### [Exercise]
Reproduce verbatim the lines in the entries below, from the line containing "title-bar <box>0 0 576 40</box>" through the line containing "x-tick-label: Oct-14 <box>129", with both end lines included.

★ ★ ★ ★

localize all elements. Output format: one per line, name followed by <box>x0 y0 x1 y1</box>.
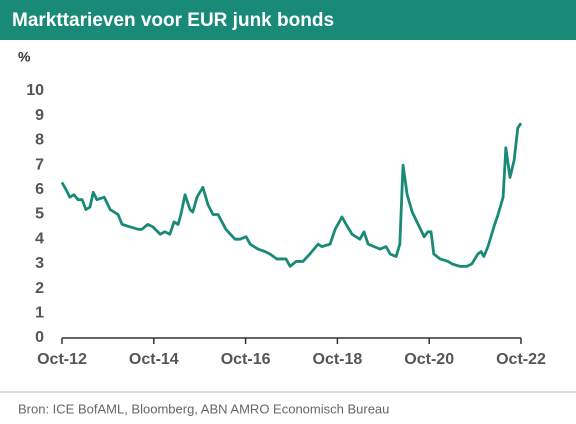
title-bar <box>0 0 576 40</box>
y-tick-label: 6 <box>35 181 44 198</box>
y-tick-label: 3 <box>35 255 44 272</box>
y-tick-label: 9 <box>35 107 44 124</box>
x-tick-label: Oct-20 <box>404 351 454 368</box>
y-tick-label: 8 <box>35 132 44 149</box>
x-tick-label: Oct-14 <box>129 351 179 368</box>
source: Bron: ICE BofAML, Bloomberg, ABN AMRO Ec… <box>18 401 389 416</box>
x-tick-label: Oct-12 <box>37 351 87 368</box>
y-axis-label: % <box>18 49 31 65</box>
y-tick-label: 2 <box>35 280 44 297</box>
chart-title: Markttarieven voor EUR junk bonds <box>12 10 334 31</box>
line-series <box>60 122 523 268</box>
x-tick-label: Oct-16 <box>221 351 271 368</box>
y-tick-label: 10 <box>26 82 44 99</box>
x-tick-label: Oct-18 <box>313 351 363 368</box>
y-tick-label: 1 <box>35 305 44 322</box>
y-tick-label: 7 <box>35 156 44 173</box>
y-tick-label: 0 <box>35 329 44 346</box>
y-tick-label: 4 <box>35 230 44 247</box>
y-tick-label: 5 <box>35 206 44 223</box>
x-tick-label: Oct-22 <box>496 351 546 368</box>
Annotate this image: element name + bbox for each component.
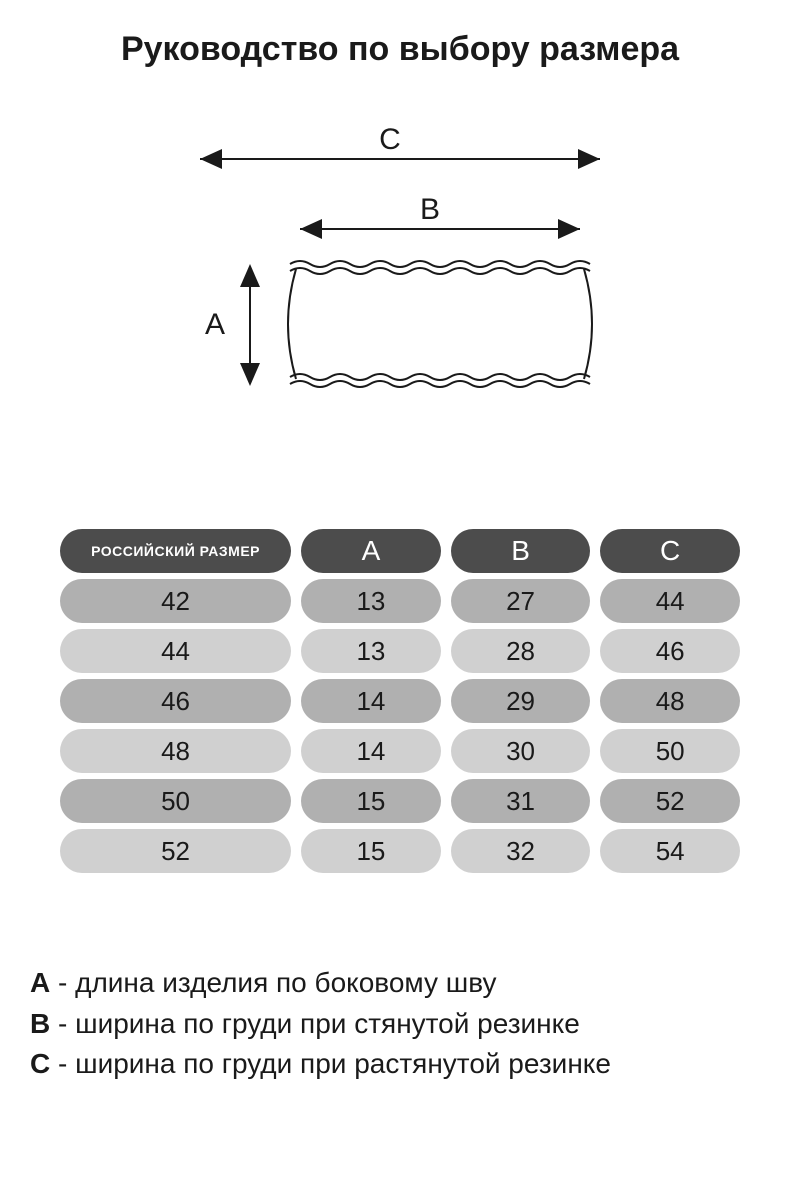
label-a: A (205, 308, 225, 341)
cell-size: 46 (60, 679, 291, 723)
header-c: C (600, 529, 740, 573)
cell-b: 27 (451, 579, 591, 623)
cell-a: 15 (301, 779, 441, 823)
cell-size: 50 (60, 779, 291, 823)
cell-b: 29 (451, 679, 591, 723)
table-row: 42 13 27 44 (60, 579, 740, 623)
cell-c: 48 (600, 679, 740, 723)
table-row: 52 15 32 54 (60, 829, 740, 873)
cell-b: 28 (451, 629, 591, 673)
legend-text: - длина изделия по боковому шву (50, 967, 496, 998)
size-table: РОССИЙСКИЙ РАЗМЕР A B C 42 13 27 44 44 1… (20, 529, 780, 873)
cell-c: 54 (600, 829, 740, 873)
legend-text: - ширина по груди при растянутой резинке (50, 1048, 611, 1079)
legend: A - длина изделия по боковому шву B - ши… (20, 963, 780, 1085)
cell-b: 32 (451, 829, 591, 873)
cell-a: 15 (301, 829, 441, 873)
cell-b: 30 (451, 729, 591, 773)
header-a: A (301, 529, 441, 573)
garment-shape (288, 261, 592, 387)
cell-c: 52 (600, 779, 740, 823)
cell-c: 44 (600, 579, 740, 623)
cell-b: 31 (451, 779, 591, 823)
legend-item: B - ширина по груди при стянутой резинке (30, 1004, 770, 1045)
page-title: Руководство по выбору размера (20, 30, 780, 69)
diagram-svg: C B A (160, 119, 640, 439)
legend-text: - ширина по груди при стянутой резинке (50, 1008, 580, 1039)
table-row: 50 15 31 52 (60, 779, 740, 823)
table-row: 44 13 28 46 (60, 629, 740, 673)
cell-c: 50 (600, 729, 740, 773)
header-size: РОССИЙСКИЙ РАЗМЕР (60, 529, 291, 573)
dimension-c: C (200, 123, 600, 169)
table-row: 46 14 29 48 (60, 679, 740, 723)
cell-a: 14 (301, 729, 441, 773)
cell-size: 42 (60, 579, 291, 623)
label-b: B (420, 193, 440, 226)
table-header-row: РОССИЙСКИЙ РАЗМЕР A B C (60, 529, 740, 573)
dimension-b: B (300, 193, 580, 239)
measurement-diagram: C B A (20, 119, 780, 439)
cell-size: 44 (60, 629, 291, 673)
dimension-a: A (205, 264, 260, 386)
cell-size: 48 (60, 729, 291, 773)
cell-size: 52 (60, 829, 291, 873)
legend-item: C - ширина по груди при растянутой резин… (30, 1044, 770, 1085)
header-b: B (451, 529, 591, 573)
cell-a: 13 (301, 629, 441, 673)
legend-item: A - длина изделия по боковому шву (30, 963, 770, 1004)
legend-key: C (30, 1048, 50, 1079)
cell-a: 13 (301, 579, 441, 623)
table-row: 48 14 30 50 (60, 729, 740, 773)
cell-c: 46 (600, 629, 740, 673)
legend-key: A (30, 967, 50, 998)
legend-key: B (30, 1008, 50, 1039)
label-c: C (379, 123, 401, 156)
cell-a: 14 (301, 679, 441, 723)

★ ★ ★ ★

### [Result below]
title-bar <box>0 0 576 40</box>
y-tick-label: 6 <box>35 181 44 198</box>
y-tick-label: 3 <box>35 255 44 272</box>
y-tick-label: 9 <box>35 107 44 124</box>
x-tick-label: Oct-20 <box>404 351 454 368</box>
y-tick-label: 8 <box>35 132 44 149</box>
x-tick-label: Oct-14 <box>129 351 179 368</box>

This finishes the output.